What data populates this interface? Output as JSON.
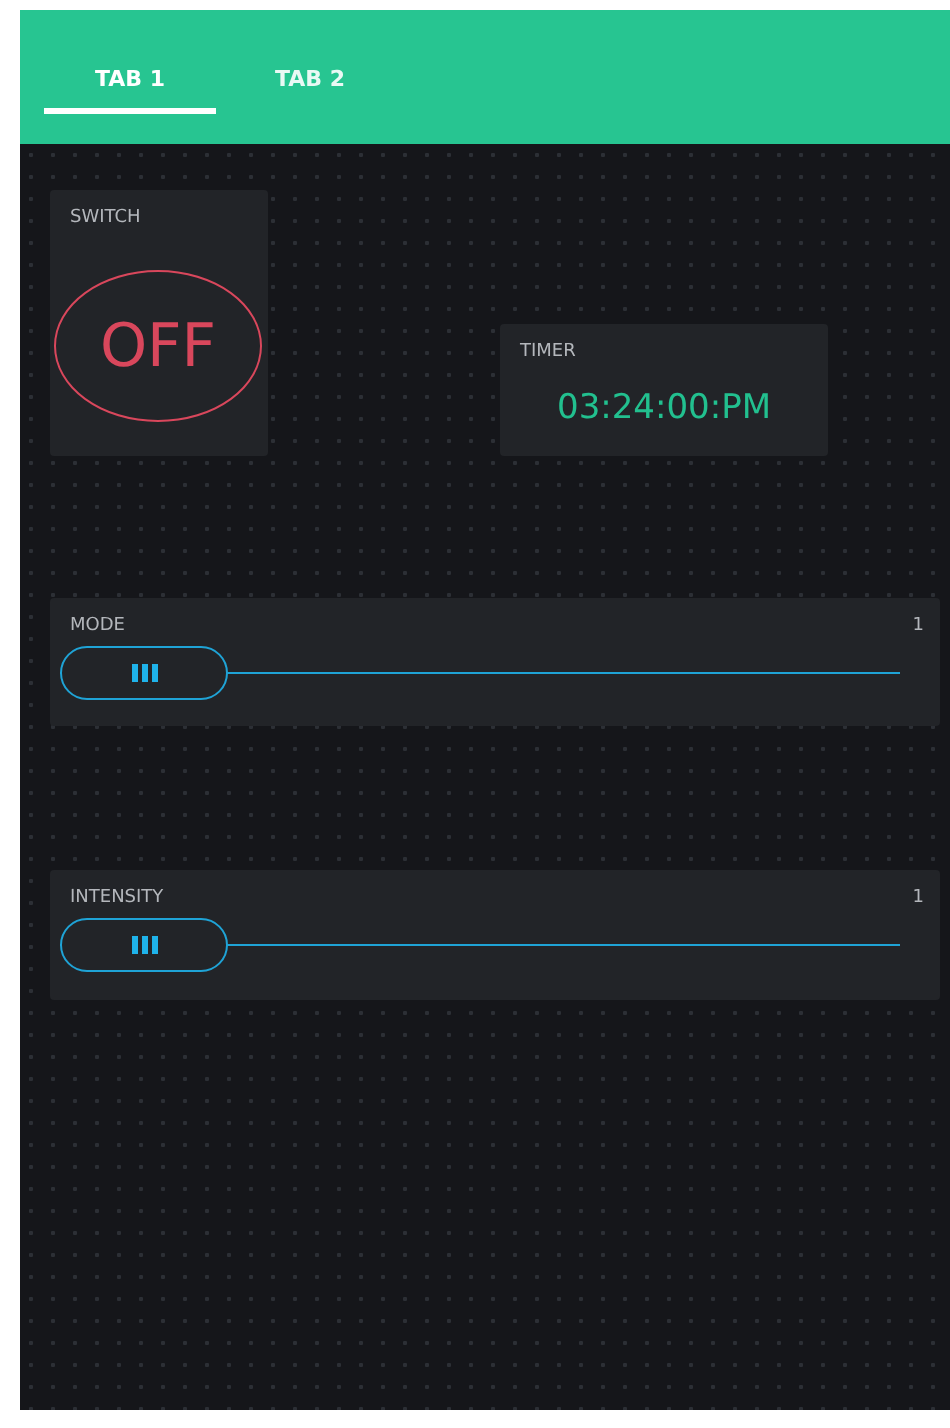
{
  "tabs": [
    {
      "label": "TAB 1",
      "selected": true
    },
    {
      "label": "TAB 2",
      "selected": false
    }
  ],
  "widgets": [
    {
      "kind": "switch",
      "label": "SWITCH",
      "value": "OFF",
      "on": false
    },
    {
      "kind": "timer",
      "label": "TIMER",
      "value": "03:24:00:PM"
    },
    {
      "kind": "slider",
      "label": "MODE",
      "reading": "1",
      "level": 0
    },
    {
      "kind": "slider",
      "label": "INTENSITY",
      "reading": "1",
      "level": 0
    }
  ]
}
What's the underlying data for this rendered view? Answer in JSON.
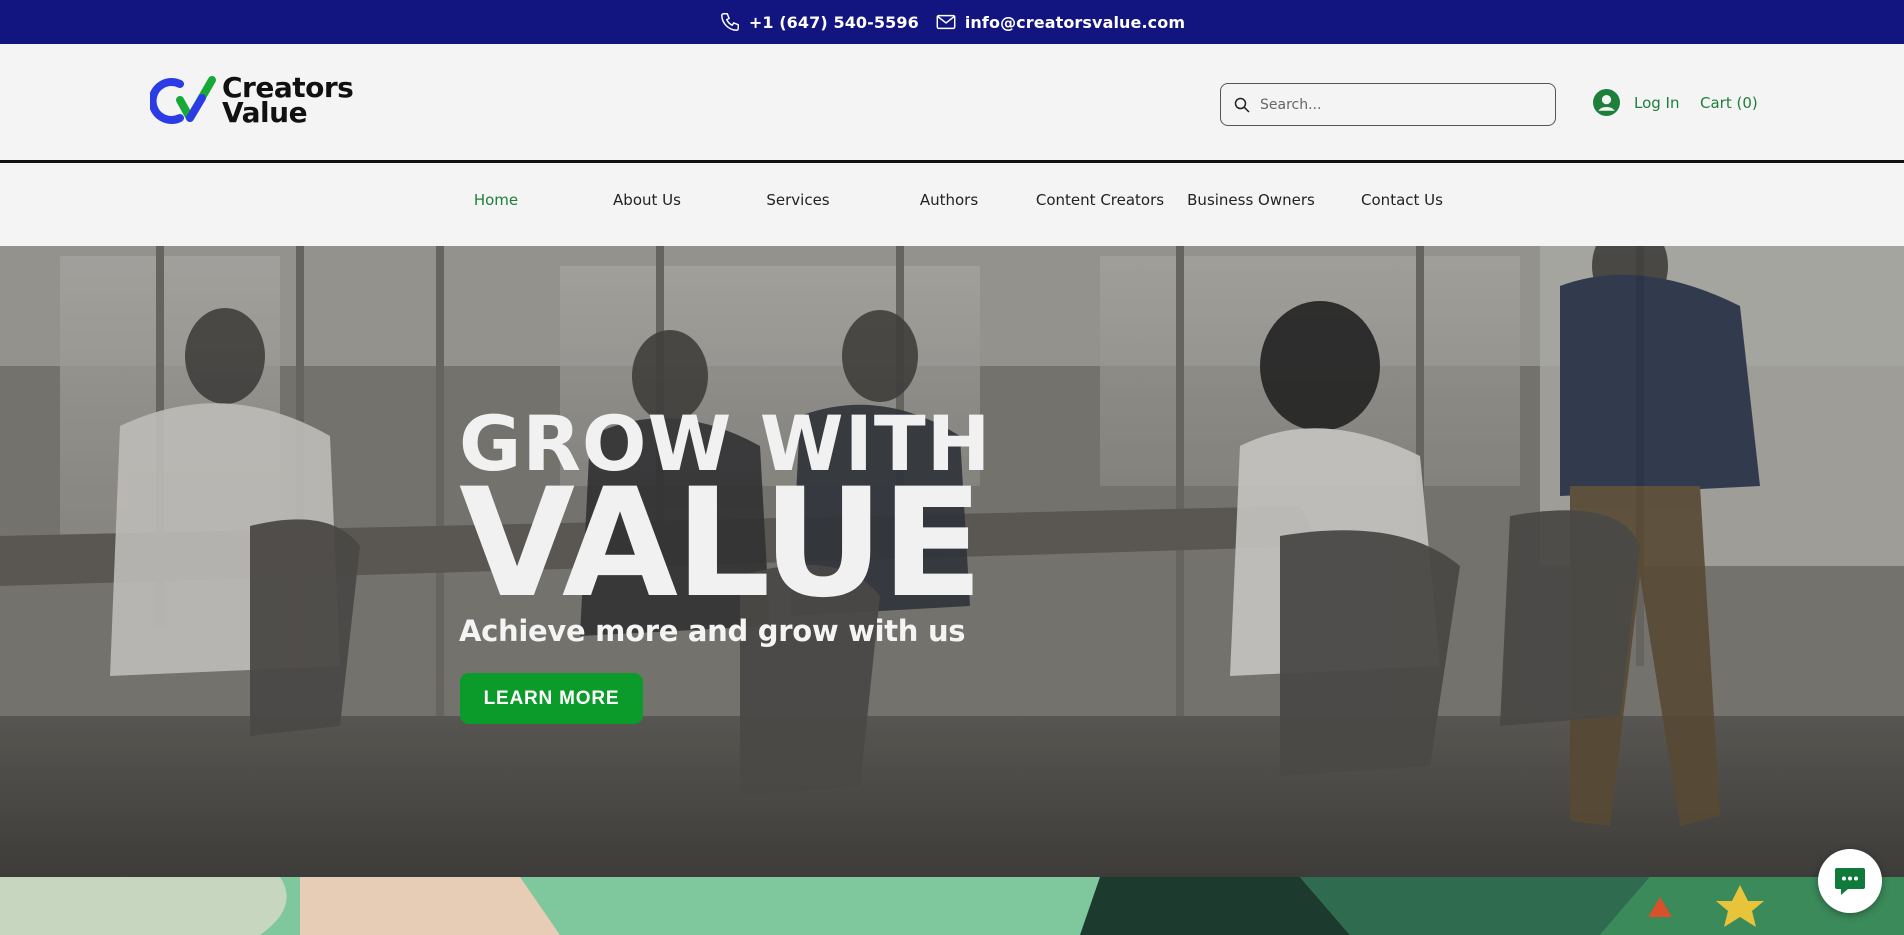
{
  "topbar": {
    "phone": "+1 (647) 540-5596",
    "email": "info@creatorsvalue.com",
    "phone_icon": "phone-icon",
    "email_icon": "mail-icon"
  },
  "header": {
    "logo_line1": "Creators",
    "logo_line2": "Value",
    "search_placeholder": "Search...",
    "login_label": "Log In",
    "cart_label": "Cart (0)"
  },
  "nav": {
    "items": [
      {
        "label": "Home",
        "active": true
      },
      {
        "label": "About Us"
      },
      {
        "label": "Services"
      },
      {
        "label": "Authors"
      },
      {
        "label": "Content Creators"
      },
      {
        "label": "Business Owners"
      },
      {
        "label": "Contact Us"
      }
    ]
  },
  "hero": {
    "headline_top": "GROW WITH",
    "headline_main": "VALUE",
    "subtitle": "Achieve more and grow with us",
    "cta_label": "LEARN MORE"
  },
  "colors": {
    "topbar_bg": "#121480",
    "accent_green": "#0a9b2a",
    "link_green": "#1e7f3a",
    "logo_blue": "#2b3ce6",
    "logo_green": "#17a83a"
  }
}
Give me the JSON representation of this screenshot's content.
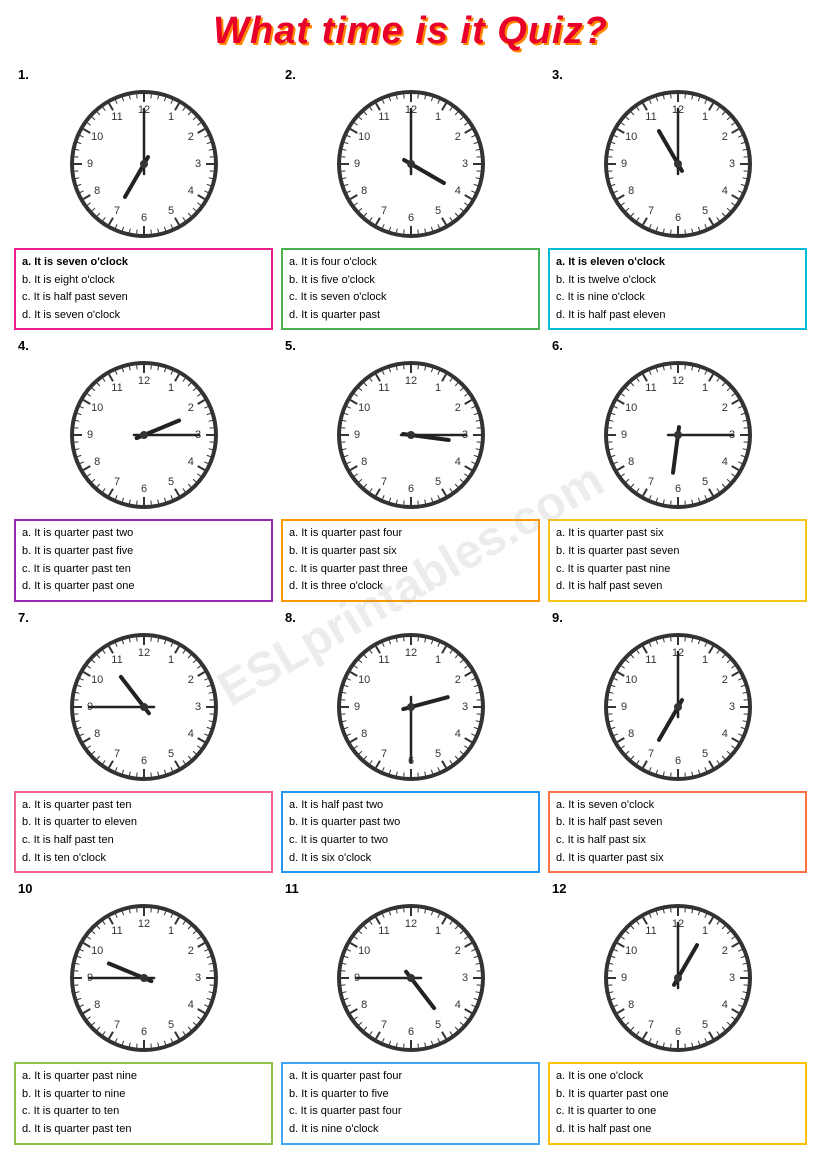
{
  "title": "What time is it Quiz?",
  "watermark": "ESLprintables.com",
  "questions": [
    {
      "number": "1.",
      "hour_angle": 210,
      "minute_angle": 90,
      "options": [
        {
          "label": "a.",
          "text": "It is seven o'clock",
          "bold": true
        },
        {
          "label": "b.",
          "text": "It is eight o'clock"
        },
        {
          "label": "c.",
          "text": "It is half past seven"
        },
        {
          "label": "d.",
          "text": "It is seven o'clock"
        }
      ],
      "border": "border-pink",
      "clock_hour": 7,
      "clock_minute": 0
    },
    {
      "number": "2.",
      "options": [
        {
          "label": "a.",
          "text": "It is four o'clock"
        },
        {
          "label": "b.",
          "text": "It is five o'clock"
        },
        {
          "label": "c.",
          "text": "It is seven o'clock"
        },
        {
          "label": "d.",
          "text": "It is quarter past"
        }
      ],
      "border": "border-green",
      "clock_hour": 4,
      "clock_minute": 0
    },
    {
      "number": "3.",
      "options": [
        {
          "label": "a.",
          "text": "It is eleven o'clock",
          "bold": true
        },
        {
          "label": "b.",
          "text": "It is twelve o'clock"
        },
        {
          "label": "c.",
          "text": "It is nine o'clock"
        },
        {
          "label": "d.",
          "text": "It is half past eleven"
        }
      ],
      "border": "border-cyan",
      "clock_hour": 11,
      "clock_minute": 0
    },
    {
      "number": "4.",
      "options": [
        {
          "label": "a.",
          "text": "It is quarter past two"
        },
        {
          "label": "b.",
          "text": "It is quarter past five"
        },
        {
          "label": "c.",
          "text": "It is quarter past ten"
        },
        {
          "label": "d.",
          "text": "It is quarter past one"
        }
      ],
      "border": "border-purple",
      "clock_hour": 2,
      "clock_minute": 15
    },
    {
      "number": "5.",
      "options": [
        {
          "label": "a.",
          "text": "It is quarter past four"
        },
        {
          "label": "b.",
          "text": "It is quarter past six"
        },
        {
          "label": "c.",
          "text": "It is quarter past three"
        },
        {
          "label": "d.",
          "text": "It is three o'clock"
        }
      ],
      "border": "border-orange",
      "clock_hour": 3,
      "clock_minute": 15
    },
    {
      "number": "6.",
      "options": [
        {
          "label": "a.",
          "text": "It is quarter past six"
        },
        {
          "label": "b.",
          "text": "It is quarter past seven"
        },
        {
          "label": "c.",
          "text": "It is quarter past nine"
        },
        {
          "label": "d.",
          "text": "It is half past seven"
        }
      ],
      "border": "border-yellow",
      "clock_hour": 6,
      "clock_minute": 15
    },
    {
      "number": "7.",
      "options": [
        {
          "label": "a.",
          "text": "It is quarter past ten"
        },
        {
          "label": "b.",
          "text": "It is quarter to eleven"
        },
        {
          "label": "c.",
          "text": "It is half past ten"
        },
        {
          "label": "d.",
          "text": "It is ten o'clock"
        }
      ],
      "border": "border-lpink",
      "clock_hour": 10,
      "clock_minute": 45
    },
    {
      "number": "8.",
      "options": [
        {
          "label": "a.",
          "text": "It is half past two"
        },
        {
          "label": "b.",
          "text": "It is quarter past two"
        },
        {
          "label": "c.",
          "text": "It is quarter to two"
        },
        {
          "label": "d.",
          "text": "It is six o'clock"
        }
      ],
      "border": "border-blue",
      "clock_hour": 2,
      "clock_minute": 30
    },
    {
      "number": "9.",
      "options": [
        {
          "label": "a.",
          "text": "It is seven o'clock"
        },
        {
          "label": "b.",
          "text": "It is half past seven"
        },
        {
          "label": "c.",
          "text": "It is half past six"
        },
        {
          "label": "d.",
          "text": "It is quarter past six"
        }
      ],
      "border": "border-lorange",
      "clock_hour": 7,
      "clock_minute": 0
    },
    {
      "number": "10",
      "options": [
        {
          "label": "a.",
          "text": "It is quarter past nine"
        },
        {
          "label": "b.",
          "text": "It is quarter to nine"
        },
        {
          "label": "c.",
          "text": "It is quarter to ten"
        },
        {
          "label": "d.",
          "text": "It is quarter past ten"
        }
      ],
      "border": "border-lgreen",
      "clock_hour": 9,
      "clock_minute": 45
    },
    {
      "number": "11",
      "options": [
        {
          "label": "a.",
          "text": "It is quarter past four"
        },
        {
          "label": "b.",
          "text": "It is quarter to five"
        },
        {
          "label": "c.",
          "text": "It is quarter past four"
        },
        {
          "label": "d.",
          "text": "It is nine o'clock"
        }
      ],
      "border": "border-lblue",
      "clock_hour": 4,
      "clock_minute": 45
    },
    {
      "number": "12",
      "options": [
        {
          "label": "a.",
          "text": "It is one o'clock"
        },
        {
          "label": "b.",
          "text": "It is quarter past one"
        },
        {
          "label": "c.",
          "text": "It is quarter to one"
        },
        {
          "label": "d.",
          "text": "It is half past one"
        }
      ],
      "border": "border-lgold",
      "clock_hour": 1,
      "clock_minute": 0
    }
  ]
}
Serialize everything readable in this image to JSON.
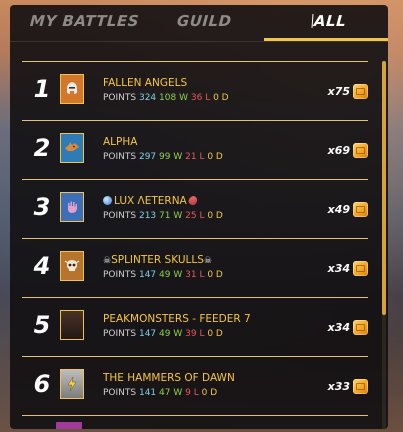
{
  "tabs": [
    {
      "label": "MY BATTLES",
      "active": false
    },
    {
      "label": "GUILD",
      "active": false
    },
    {
      "label": "ALL",
      "active": true
    }
  ],
  "rows": [
    {
      "rank": "1",
      "name": "FALLEN ANGELS",
      "points_label": "POINTS",
      "points": "324",
      "wins": "108 W",
      "losses": "36 L",
      "draws": "0 D",
      "reward": "x75",
      "banner_bg": "#d1782c",
      "emblem": "helmet-icon"
    },
    {
      "rank": "2",
      "name": "ALPHA",
      "points_label": "POINTS",
      "points": "297",
      "wins": "99 W",
      "losses": "21 L",
      "draws": "0 D",
      "reward": "x69",
      "banner_bg": "#2e7bb6",
      "emblem": "wolf-icon"
    },
    {
      "rank": "3",
      "name": "LUX ΛETERNA",
      "points_label": "POINTS",
      "points": "213",
      "wins": "71 W",
      "losses": "25 L",
      "draws": "0 D",
      "reward": "x49",
      "banner_bg": "#3b6fb8",
      "emblem": "hand-icon"
    },
    {
      "rank": "4",
      "name": "SPLINTER SKULLS",
      "points_label": "POINTS",
      "points": "147",
      "wins": "49 W",
      "losses": "31 L",
      "draws": "0 D",
      "reward": "x34",
      "banner_bg": "#b6742f",
      "emblem": "skull-icon"
    },
    {
      "rank": "5",
      "name": "PEAKMONSTERS - FEEDER 7",
      "points_label": "POINTS",
      "points": "147",
      "wins": "49 W",
      "losses": "39 L",
      "draws": "0 D",
      "reward": "x34",
      "banner_bg": "#3a2a24",
      "emblem": "blank-banner-icon"
    },
    {
      "rank": "6",
      "name": "THE HAMMERS OF DAWN",
      "points_label": "POINTS",
      "points": "141",
      "wins": "47 W",
      "losses": "9 L",
      "draws": "0 D",
      "reward": "x33",
      "banner_bg": "#9c9c9c",
      "emblem": "lightning-icon"
    }
  ],
  "colors": {
    "accent": "#f3c44a",
    "points": "#7fd0e6",
    "wins": "#8ed14e",
    "losses": "#e7585e",
    "draws": "#f0c840"
  }
}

_ _ _ _ _

■ **Written request**:
Copy every line above in which the string "false" shows up.

■ **Task output**:
      "selected": false
      "on": false
      "active": false
      "active": false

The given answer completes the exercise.